• STATED TASK:
Copy out every record below exactly as written, but leave out any pictures.
** START OF EXERCISE MATERIALS **
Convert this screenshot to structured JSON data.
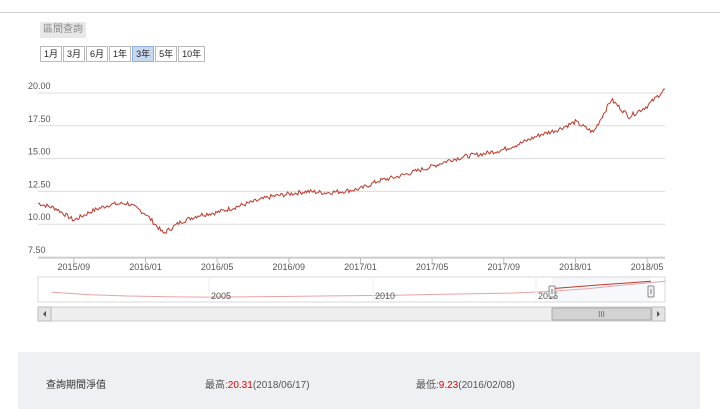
{
  "section_title": "區間查詢",
  "range_buttons": [
    {
      "label": "1月"
    },
    {
      "label": "3月"
    },
    {
      "label": "6月"
    },
    {
      "label": "1年"
    },
    {
      "label": "3年",
      "active": true
    },
    {
      "label": "5年"
    },
    {
      "label": "10年"
    }
  ],
  "chart_data": {
    "type": "line",
    "title": "",
    "xlabel": "",
    "ylabel": "",
    "y_ticks": [
      "20.00",
      "17.50",
      "15.00",
      "12.50",
      "10.00",
      "7.50"
    ],
    "ylim": [
      7.5,
      20.0
    ],
    "x_ticks": [
      "2015/09",
      "2016/01",
      "2016/05",
      "2016/09",
      "2017/01",
      "2017/05",
      "2017/09",
      "2018/01",
      "2018/05"
    ],
    "xlim": [
      "2015/07",
      "2018/06"
    ],
    "grid": "horizontal",
    "series_color": "#c0392b",
    "series": [
      {
        "x": [
          "2015/07",
          "2015/08",
          "2015/09",
          "2015/10",
          "2015/11",
          "2015/12",
          "2016/01",
          "2016/02",
          "2016/03",
          "2016/04",
          "2016/05",
          "2016/06",
          "2016/07",
          "2016/08",
          "2016/09",
          "2016/10",
          "2016/11",
          "2016/12",
          "2017/01",
          "2017/02",
          "2017/03",
          "2017/04",
          "2017/05",
          "2017/06",
          "2017/07",
          "2017/08",
          "2017/09",
          "2017/10",
          "2017/11",
          "2017/12",
          "2018/01",
          "2018/02",
          "2018/03",
          "2018/04",
          "2018/05",
          "2018/06"
        ],
        "values": [
          11.6,
          11.2,
          10.3,
          11.0,
          11.5,
          11.6,
          10.8,
          9.3,
          10.2,
          10.7,
          10.9,
          11.3,
          11.7,
          12.1,
          12.3,
          12.5,
          12.4,
          12.5,
          12.7,
          13.3,
          13.6,
          14.0,
          14.4,
          14.9,
          15.2,
          15.4,
          15.7,
          16.2,
          16.8,
          17.2,
          17.8,
          17.0,
          19.5,
          18.2,
          19.0,
          20.3
        ]
      }
    ],
    "navigator": {
      "x_ticks": [
        "2005",
        "2010",
        "2015"
      ],
      "values": [
        14.5,
        13.2,
        12.6,
        12.2,
        12.0,
        12.1,
        12.3,
        12.6,
        12.8,
        13.0,
        13.4,
        13.8,
        14.1,
        15.0,
        16.5,
        18.5,
        20.3
      ],
      "scrollbar_grip": "III"
    }
  },
  "summary": {
    "label": "查詢期間淨值",
    "high_prefix": "最高:",
    "high_value": "20.31",
    "high_date": "(2018/06/17)",
    "low_prefix": "最低:",
    "low_value": "9.23",
    "low_date": "(2016/02/08)"
  }
}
** END OF EXERCISE MATERIALS **
• SOLUTION FOR THIS TASK:
Convert this screenshot to structured JSON data.
{
  "section_title": "區間查詢",
  "range_buttons": [
    {
      "label": "1月"
    },
    {
      "label": "3月"
    },
    {
      "label": "6月"
    },
    {
      "label": "1年"
    },
    {
      "label": "3年",
      "active": true
    },
    {
      "label": "5年"
    },
    {
      "label": "10年"
    }
  ],
  "chart_data": {
    "type": "line",
    "title": "",
    "xlabel": "",
    "ylabel": "",
    "y_ticks": [
      "20.00",
      "17.50",
      "15.00",
      "12.50",
      "10.00",
      "7.50"
    ],
    "ylim": [
      7.5,
      20.0
    ],
    "x_ticks": [
      "2015/09",
      "2016/01",
      "2016/05",
      "2016/09",
      "2017/01",
      "2017/05",
      "2017/09",
      "2018/01",
      "2018/05"
    ],
    "xlim": [
      "2015/07",
      "2018/06"
    ],
    "grid": "horizontal",
    "series_color": "#c0392b",
    "series": [
      {
        "x": [
          "2015/07",
          "2015/08",
          "2015/09",
          "2015/10",
          "2015/11",
          "2015/12",
          "2016/01",
          "2016/02",
          "2016/03",
          "2016/04",
          "2016/05",
          "2016/06",
          "2016/07",
          "2016/08",
          "2016/09",
          "2016/10",
          "2016/11",
          "2016/12",
          "2017/01",
          "2017/02",
          "2017/03",
          "2017/04",
          "2017/05",
          "2017/06",
          "2017/07",
          "2017/08",
          "2017/09",
          "2017/10",
          "2017/11",
          "2017/12",
          "2018/01",
          "2018/02",
          "2018/03",
          "2018/04",
          "2018/05",
          "2018/06"
        ],
        "values": [
          11.6,
          11.2,
          10.3,
          11.0,
          11.5,
          11.6,
          10.8,
          9.3,
          10.2,
          10.7,
          10.9,
          11.3,
          11.7,
          12.1,
          12.3,
          12.5,
          12.4,
          12.5,
          12.7,
          13.3,
          13.6,
          14.0,
          14.4,
          14.9,
          15.2,
          15.4,
          15.7,
          16.2,
          16.8,
          17.2,
          17.8,
          17.0,
          19.5,
          18.2,
          19.0,
          20.3
        ]
      }
    ],
    "navigator": {
      "x_ticks": [
        "2005",
        "2010",
        "2015"
      ],
      "values": [
        14.5,
        13.2,
        12.6,
        12.2,
        12.0,
        12.1,
        12.3,
        12.6,
        12.8,
        13.0,
        13.4,
        13.8,
        14.1,
        15.0,
        16.5,
        18.5,
        20.3
      ],
      "scrollbar_grip": "III"
    }
  },
  "summary": {
    "label": "查詢期間淨值",
    "high_prefix": "最高:",
    "high_value": "20.31",
    "high_date": "(2018/06/17)",
    "low_prefix": "最低:",
    "low_value": "9.23",
    "low_date": "(2016/02/08)"
  }
}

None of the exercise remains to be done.